DIRECTION >>
Set the following entries down again exactly, line by line.

RECORDS SHOWN >>
Begin
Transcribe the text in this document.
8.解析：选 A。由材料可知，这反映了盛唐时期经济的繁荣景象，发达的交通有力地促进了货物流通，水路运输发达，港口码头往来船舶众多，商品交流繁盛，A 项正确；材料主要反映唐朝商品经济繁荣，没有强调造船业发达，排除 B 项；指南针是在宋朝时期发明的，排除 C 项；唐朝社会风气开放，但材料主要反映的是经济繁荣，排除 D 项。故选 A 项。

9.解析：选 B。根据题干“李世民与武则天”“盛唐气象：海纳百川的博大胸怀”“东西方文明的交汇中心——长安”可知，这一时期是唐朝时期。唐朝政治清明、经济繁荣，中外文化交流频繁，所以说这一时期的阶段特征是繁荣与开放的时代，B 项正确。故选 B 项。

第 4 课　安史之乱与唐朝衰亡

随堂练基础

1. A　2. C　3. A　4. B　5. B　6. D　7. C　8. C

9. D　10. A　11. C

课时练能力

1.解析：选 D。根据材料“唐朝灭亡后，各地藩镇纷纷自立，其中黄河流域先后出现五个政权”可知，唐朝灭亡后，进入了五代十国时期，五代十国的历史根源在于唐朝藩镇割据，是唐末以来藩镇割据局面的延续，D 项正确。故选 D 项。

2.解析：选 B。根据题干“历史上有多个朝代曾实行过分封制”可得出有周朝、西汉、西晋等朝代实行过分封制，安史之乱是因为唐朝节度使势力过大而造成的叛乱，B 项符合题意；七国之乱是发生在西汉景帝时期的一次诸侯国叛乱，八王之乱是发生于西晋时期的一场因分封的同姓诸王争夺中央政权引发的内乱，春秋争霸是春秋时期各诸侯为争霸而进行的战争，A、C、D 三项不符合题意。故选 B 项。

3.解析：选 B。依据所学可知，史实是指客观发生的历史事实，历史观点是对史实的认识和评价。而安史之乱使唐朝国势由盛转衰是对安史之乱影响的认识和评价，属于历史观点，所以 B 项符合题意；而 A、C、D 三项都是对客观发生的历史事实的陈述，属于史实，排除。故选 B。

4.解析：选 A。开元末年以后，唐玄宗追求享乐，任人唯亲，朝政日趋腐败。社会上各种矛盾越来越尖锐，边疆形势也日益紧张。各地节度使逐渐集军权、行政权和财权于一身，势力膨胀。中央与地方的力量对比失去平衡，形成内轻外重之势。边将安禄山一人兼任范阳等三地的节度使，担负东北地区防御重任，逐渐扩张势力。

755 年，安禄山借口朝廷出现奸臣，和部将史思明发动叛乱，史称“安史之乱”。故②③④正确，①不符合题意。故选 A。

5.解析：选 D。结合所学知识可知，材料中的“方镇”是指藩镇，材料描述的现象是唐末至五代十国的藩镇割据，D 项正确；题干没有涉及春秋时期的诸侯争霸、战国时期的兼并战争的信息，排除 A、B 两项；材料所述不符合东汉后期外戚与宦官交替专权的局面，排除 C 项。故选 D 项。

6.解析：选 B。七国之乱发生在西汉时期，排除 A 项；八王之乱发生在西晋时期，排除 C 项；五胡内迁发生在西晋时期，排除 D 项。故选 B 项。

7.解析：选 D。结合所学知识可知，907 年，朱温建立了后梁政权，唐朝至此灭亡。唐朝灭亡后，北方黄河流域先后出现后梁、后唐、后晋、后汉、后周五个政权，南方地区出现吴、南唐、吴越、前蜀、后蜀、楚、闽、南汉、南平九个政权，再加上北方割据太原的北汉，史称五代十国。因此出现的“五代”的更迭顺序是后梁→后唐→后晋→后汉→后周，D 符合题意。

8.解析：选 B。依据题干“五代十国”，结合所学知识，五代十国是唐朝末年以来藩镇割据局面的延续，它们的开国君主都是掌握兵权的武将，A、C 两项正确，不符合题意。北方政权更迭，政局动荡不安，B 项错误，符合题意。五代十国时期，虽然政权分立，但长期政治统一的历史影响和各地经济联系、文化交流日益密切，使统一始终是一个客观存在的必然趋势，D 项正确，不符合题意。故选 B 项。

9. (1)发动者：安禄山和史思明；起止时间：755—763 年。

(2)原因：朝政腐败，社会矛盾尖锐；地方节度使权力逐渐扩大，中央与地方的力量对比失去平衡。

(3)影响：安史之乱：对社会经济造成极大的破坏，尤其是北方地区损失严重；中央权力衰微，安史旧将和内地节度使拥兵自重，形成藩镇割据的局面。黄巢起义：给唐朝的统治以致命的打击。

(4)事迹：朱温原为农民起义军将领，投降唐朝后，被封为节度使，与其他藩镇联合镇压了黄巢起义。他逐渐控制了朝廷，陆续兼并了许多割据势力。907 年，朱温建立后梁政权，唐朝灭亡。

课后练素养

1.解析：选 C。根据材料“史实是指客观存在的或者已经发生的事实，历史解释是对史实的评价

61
End
FINAL RESULT >>
Transcribe the text in this document.
8.解析：选 A。由材料可知，这反映了盛唐时期经济的繁荣景象，发达的交通有力地促进了货物流通，水路运输发达，港口码头往来船舶众多，商品交流繁盛，A 项正确；材料主要反映唐朝商品经济繁荣，没有强调造船业发达，排除 B 项；指南针是在宋朝时期发明的，排除 C 项；唐朝社会风气开放，但材料主要反映的是经济繁荣，排除 D 项。故选 A 项。

9.解析：选 B。根据题干“李世民与武则天”“盛唐气象：海纳百川的博大胸怀”“东西方文明的交汇中心——长安”可知，这一时期是唐朝时期。唐朝政治清明、经济繁荣，中外文化交流频繁，所以说这一时期的阶段特征是繁荣与开放的时代，B 项正确。故选 B 项。

第 4 课　安史之乱与唐朝衰亡

随堂练基础

1. A　2. C　3. A　4. B　5. B　6. D　7. C　8. C

9. D　10. A　11. C

课时练能力

1.解析：选 D。根据材料“唐朝灭亡后，各地藩镇纷纷自立，其中黄河流域先后出现五个政权”可知，唐朝灭亡后，进入了五代十国时期，五代十国的历史根源在于唐朝藩镇割据，是唐末以来藩镇割据局面的延续，D 项正确。故选 D 项。

2.解析：选 B。根据题干“历史上有多个朝代曾实行过分封制”可得出有周朝、西汉、西晋等朝代实行过分封制，安史之乱是因为唐朝节度使势力过大而造成的叛乱，B 项符合题意；七国之乱是发生在西汉景帝时期的一次诸侯国叛乱，八王之乱是发生于西晋时期的一场因分封的同姓诸王争夺中央政权引发的内乱，春秋争霸是春秋时期各诸侯为争霸而进行的战争，A、C、D 三项不符合题意。故选 B 项。

3.解析：选 B。依据所学可知，史实是指客观发生的历史事实，历史观点是对史实的认识和评价。而安史之乱使唐朝国势由盛转衰是对安史之乱影响的认识和评价，属于历史观点，所以 B 项符合题意；而 A、C、D 三项都是对客观发生的历史事实的陈述，属于史实，排除。故选 B。

4.解析：选 A。开元末年以后，唐玄宗追求享乐，任人唯亲，朝政日趋腐败。社会上各种矛盾越来越尖锐，边疆形势也日益紧张。各地节度使逐渐集军权、行政权和财权于一身，势力膨胀。中央与地方的力量对比失去平衡，形成内轻外重之势。边将安禄山一人兼任范阳等三地的节度使，担负东北地区防御重任，逐渐扩张势力。

755 年，安禄山借口朝廷出现奸臣，和部将史思明发动叛乱，史称“安史之乱”。故②③④正确，①不符合题意。故选 A。

5.解析：选 D。结合所学知识可知，材料中的“方镇”是指藩镇，材料描述的现象是唐末至五代十国的藩镇割据，D 项正确；题干没有涉及春秋时期的诸侯争霸、战国时期的兼并战争的信息，排除 A、B 两项；材料所述不符合东汉后期外戚与宦官交替专权的局面，排除 C 项。故选 D 项。

6.解析：选 B。七国之乱发生在西汉时期，排除 A 项；八王之乱发生在西晋时期，排除 C 项；五胡内迁发生在西晋时期，排除 D 项。故选 B 项。

7.解析：选 D。结合所学知识可知，907 年，朱温建立了后梁政权，唐朝至此灭亡。唐朝灭亡后，北方黄河流域先后出现后梁、后唐、后晋、后汉、后周五个政权，南方地区出现吴、南唐、吴越、前蜀、后蜀、楚、闽、南汉、南平九个政权，再加上北方割据太原的北汉，史称五代十国。因此出现的“五代”的更迭顺序是后梁→后唐→后晋→后汉→后周，D 符合题意。

8.解析：选 B。依据题干“五代十国”，结合所学知识，五代十国是唐朝末年以来藩镇割据局面的延续，它们的开国君主都是掌握兵权的武将，A、C 两项正确，不符合题意。北方政权更迭，政局动荡不安，B 项错误，符合题意。五代十国时期，虽然政权分立，但长期政治统一的历史影响和各地经济联系、文化交流日益密切，使统一始终是一个客观存在的必然趋势，D 项正确，不符合题意。故选 B 项。

9. (1)发动者：安禄山和史思明；起止时间：755—763 年。

(2)原因：朝政腐败，社会矛盾尖锐；地方节度使权力逐渐扩大，中央与地方的力量对比失去平衡。

(3)影响：安史之乱：对社会经济造成极大的破坏，尤其是北方地区损失严重；中央权力衰微，安史旧将和内地节度使拥兵自重，形成藩镇割据的局面。黄巢起义：给唐朝的统治以致命的打击。

(4)事迹：朱温原为农民起义军将领，投降唐朝后，被封为节度使，与其他藩镇联合镇压了黄巢起义。他逐渐控制了朝廷，陆续兼并了许多割据势力。907 年，朱温建立后梁政权，唐朝灭亡。

课后练素养

1.解析：选 C。根据材料“史实是指客观存在的或者已经发生的事实，历史解释是对史实的评价

61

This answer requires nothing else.